- THE PROBLEM: Copy each of the lines below character for character, keeping every one of them in its original order.

>> BEGIN

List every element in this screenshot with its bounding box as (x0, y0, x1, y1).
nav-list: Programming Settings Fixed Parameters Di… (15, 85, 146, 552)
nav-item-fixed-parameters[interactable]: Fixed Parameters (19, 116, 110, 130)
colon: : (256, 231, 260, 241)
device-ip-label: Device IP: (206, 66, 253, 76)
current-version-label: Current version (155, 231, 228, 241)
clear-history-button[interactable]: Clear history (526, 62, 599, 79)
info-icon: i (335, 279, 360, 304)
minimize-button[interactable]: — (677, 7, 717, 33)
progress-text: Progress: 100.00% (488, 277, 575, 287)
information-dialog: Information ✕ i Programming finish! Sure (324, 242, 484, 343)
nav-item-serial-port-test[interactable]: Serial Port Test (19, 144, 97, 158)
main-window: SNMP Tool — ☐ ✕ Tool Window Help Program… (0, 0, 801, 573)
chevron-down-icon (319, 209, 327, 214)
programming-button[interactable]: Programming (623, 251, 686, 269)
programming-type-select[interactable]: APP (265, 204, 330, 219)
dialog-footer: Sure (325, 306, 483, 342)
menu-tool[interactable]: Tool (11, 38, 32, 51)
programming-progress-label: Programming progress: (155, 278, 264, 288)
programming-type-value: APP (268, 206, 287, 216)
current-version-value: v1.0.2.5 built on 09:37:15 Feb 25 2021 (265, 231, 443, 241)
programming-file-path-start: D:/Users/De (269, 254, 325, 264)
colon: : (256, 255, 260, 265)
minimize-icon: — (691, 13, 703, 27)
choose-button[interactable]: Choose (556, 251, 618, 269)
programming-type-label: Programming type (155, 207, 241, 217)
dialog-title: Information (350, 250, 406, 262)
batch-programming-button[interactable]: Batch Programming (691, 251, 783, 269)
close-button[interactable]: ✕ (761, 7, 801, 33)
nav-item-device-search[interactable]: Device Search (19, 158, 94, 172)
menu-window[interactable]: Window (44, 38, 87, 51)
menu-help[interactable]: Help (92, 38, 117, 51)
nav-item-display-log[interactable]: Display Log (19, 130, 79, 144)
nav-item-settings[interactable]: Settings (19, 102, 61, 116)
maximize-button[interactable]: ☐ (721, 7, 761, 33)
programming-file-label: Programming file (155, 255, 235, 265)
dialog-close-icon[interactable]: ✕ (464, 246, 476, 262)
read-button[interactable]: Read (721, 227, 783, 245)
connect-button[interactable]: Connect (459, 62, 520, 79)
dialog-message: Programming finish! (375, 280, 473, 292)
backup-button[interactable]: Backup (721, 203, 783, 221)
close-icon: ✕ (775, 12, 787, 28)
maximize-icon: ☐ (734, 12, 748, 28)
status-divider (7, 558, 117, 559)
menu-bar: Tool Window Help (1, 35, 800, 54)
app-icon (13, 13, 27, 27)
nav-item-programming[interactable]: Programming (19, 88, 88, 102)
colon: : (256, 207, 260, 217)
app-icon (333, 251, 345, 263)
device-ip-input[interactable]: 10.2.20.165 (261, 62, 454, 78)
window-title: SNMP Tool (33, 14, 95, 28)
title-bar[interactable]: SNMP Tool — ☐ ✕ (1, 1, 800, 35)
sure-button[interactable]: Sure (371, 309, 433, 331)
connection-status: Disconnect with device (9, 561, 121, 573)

>> END

- WRITTEN REPLY:
List every element in this screenshot with its bounding box as (x0, y0, x1, y1).
nav-list: Programming Settings Fixed Parameters Di… (15, 85, 146, 552)
nav-item-fixed-parameters[interactable]: Fixed Parameters (19, 116, 110, 130)
colon: : (256, 231, 260, 241)
device-ip-label: Device IP: (206, 66, 253, 76)
current-version-label: Current version (155, 231, 228, 241)
clear-history-button[interactable]: Clear history (526, 62, 599, 79)
info-icon: i (335, 279, 360, 304)
minimize-button[interactable]: — (677, 7, 717, 33)
progress-text: Progress: 100.00% (488, 277, 575, 287)
information-dialog: Information ✕ i Programming finish! Sure (324, 242, 484, 343)
nav-item-serial-port-test[interactable]: Serial Port Test (19, 144, 97, 158)
main-window: SNMP Tool — ☐ ✕ Tool Window Help Program… (0, 0, 801, 573)
chevron-down-icon (319, 209, 327, 214)
programming-button[interactable]: Programming (623, 251, 686, 269)
programming-type-select[interactable]: APP (265, 204, 330, 219)
dialog-footer: Sure (325, 306, 483, 342)
menu-tool[interactable]: Tool (11, 38, 32, 51)
programming-progress-label: Programming progress: (155, 278, 264, 288)
programming-type-value: APP (268, 206, 287, 216)
current-version-value: v1.0.2.5 built on 09:37:15 Feb 25 2021 (265, 231, 443, 241)
programming-file-path-start: D:/Users/De (269, 254, 325, 264)
colon: : (256, 255, 260, 265)
minimize-icon: — (691, 13, 703, 27)
choose-button[interactable]: Choose (556, 251, 618, 269)
programming-type-label: Programming type (155, 207, 241, 217)
dialog-title: Information (350, 250, 406, 262)
batch-programming-button[interactable]: Batch Programming (691, 251, 783, 269)
close-button[interactable]: ✕ (761, 7, 801, 33)
nav-item-device-search[interactable]: Device Search (19, 158, 94, 172)
menu-window[interactable]: Window (44, 38, 87, 51)
menu-help[interactable]: Help (92, 38, 117, 51)
nav-item-display-log[interactable]: Display Log (19, 130, 79, 144)
nav-item-settings[interactable]: Settings (19, 102, 61, 116)
maximize-button[interactable]: ☐ (721, 7, 761, 33)
programming-file-label: Programming file (155, 255, 235, 265)
dialog-close-icon[interactable]: ✕ (464, 246, 476, 262)
read-button[interactable]: Read (721, 227, 783, 245)
connect-button[interactable]: Connect (459, 62, 520, 79)
dialog-message: Programming finish! (375, 280, 473, 292)
backup-button[interactable]: Backup (721, 203, 783, 221)
close-icon: ✕ (775, 12, 787, 28)
maximize-icon: ☐ (734, 12, 748, 28)
status-divider (7, 558, 117, 559)
menu-bar: Tool Window Help (1, 35, 800, 54)
app-icon (13, 13, 27, 27)
nav-item-programming[interactable]: Programming (19, 88, 88, 102)
colon: : (256, 207, 260, 217)
app-icon (333, 251, 345, 263)
device-ip-input[interactable]: 10.2.20.165 (261, 62, 454, 78)
window-title: SNMP Tool (33, 14, 95, 28)
title-bar[interactable]: SNMP Tool — ☐ ✕ (1, 1, 800, 35)
sure-button[interactable]: Sure (371, 309, 433, 331)
connection-status: Disconnect with device (9, 561, 121, 573)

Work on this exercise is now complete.